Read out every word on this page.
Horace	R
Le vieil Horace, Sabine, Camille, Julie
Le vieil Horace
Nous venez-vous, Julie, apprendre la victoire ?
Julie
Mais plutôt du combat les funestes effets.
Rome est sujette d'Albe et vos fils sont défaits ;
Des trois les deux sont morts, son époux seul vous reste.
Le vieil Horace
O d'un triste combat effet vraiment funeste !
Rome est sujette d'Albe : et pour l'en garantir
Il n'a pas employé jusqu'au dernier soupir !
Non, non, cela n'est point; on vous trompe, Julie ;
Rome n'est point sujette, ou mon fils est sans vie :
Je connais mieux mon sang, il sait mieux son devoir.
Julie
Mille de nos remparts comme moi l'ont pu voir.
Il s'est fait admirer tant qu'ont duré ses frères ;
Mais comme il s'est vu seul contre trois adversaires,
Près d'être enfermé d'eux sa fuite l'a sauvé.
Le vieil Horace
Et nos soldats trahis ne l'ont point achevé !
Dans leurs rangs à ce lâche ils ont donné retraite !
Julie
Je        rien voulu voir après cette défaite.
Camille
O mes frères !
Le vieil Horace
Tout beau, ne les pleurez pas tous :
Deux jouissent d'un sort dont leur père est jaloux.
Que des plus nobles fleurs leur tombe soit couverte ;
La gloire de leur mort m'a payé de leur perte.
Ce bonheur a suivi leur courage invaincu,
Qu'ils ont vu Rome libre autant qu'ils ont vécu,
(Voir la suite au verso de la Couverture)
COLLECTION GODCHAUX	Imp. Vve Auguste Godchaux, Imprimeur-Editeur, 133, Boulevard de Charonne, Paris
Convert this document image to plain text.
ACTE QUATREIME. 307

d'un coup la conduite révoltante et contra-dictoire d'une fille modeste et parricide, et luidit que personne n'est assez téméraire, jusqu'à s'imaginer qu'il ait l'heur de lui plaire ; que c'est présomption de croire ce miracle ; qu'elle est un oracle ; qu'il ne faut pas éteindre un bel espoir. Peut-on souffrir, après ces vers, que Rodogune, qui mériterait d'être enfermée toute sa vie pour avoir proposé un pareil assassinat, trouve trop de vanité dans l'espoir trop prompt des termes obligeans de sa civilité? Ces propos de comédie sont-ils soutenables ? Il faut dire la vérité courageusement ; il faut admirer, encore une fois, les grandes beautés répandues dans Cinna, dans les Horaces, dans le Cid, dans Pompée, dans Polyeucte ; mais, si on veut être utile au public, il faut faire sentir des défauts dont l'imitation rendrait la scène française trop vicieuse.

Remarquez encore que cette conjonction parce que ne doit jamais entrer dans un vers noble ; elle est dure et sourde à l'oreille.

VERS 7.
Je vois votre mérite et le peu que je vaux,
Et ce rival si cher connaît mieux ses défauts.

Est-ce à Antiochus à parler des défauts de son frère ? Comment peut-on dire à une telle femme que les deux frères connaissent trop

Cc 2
--*--
(The task):
Extract the full listing above without alteration.

(In response):
Read out every word on this page.
Horace	R
Le vieil Horace, Sabine, Camille, Julie
Le vieil Horace
Nous venez-vous, Julie, apprendre la victoire ?
Julie
Mais plutôt du combat les funestes effets.
Rome est sujette d'Albe et vos fils sont défaits ;
Des trois les deux sont morts, son époux seul vous reste.
Le vieil Horace
O d'un triste combat effet vraiment funeste !
Rome est sujette d'Albe : et pour l'en garantir
Il n'a pas employé jusqu'au dernier soupir !
Non, non, cela n'est point; on vous trompe, Julie ;
Rome n'est point sujette, ou mon fils est sans vie :
Je connais mieux mon sang, il sait mieux son devoir.
Julie
Mille de nos remparts comme moi l'ont pu voir.
Il s'est fait admirer tant qu'ont duré ses frères ;
Mais comme il s'est vu seul contre trois adversaires,
Près d'être enfermé d'eux sa fuite l'a sauvé.
Le vieil Horace
Et nos soldats trahis ne l'ont point achevé !
Dans leurs rangs à ce lâche ils ont donné retraite !
Julie
Je        rien voulu voir après cette défaite.
Camille
O mes frères !
Le vieil Horace
Tout beau, ne les pleurez pas tous :
Deux jouissent d'un sort dont leur père est jaloux.
Que des plus nobles fleurs leur tombe soit couverte ;
La gloire de leur mort m'a payé de leur perte.
Ce bonheur a suivi leur courage invaincu,
Qu'ils ont vu Rome libre autant qu'ils ont vécu,
(Voir la suite au verso de la Couverture)
COLLECTION GODCHAUX	Imp. Vve Auguste Godchaux, Imprimeur-Editeur, 133, Boulevard de Charonne, Paris
Convert this document image to plain text.
ACTE QUATREIME. 307

d'un coup la conduite révoltante et contra-dictoire d'une fille modeste et parricide, et luidit que personne n'est assez téméraire, jusqu'à s'imaginer qu'il ait l'heur de lui plaire ; que c'est présomption de croire ce miracle ; qu'elle est un oracle ; qu'il ne faut pas éteindre un bel espoir. Peut-on souffrir, après ces vers, que Rodogune, qui mériterait d'être enfermée toute sa vie pour avoir proposé un pareil assassinat, trouve trop de vanité dans l'espoir trop prompt des termes obligeans de sa civilité? Ces propos de comédie sont-ils soutenables ? Il faut dire la vérité courageusement ; il faut admirer, encore une fois, les grandes beautés répandues dans Cinna, dans les Horaces, dans le Cid, dans Pompée, dans Polyeucte ; mais, si on veut être utile au public, il faut faire sentir des défauts dont l'imitation rendrait la scène française trop vicieuse.

Remarquez encore que cette conjonction parce que ne doit jamais entrer dans un vers noble ; elle est dure et sourde à l'oreille.

VERS 7.
Je vois votre mérite et le peu que je vaux,
Et ce rival si cher connaît mieux ses défauts.

Est-ce à Antiochus à parler des défauts de son frère ? Comment peut-on dire à une telle femme que les deux frères connaissent trop

Cc 2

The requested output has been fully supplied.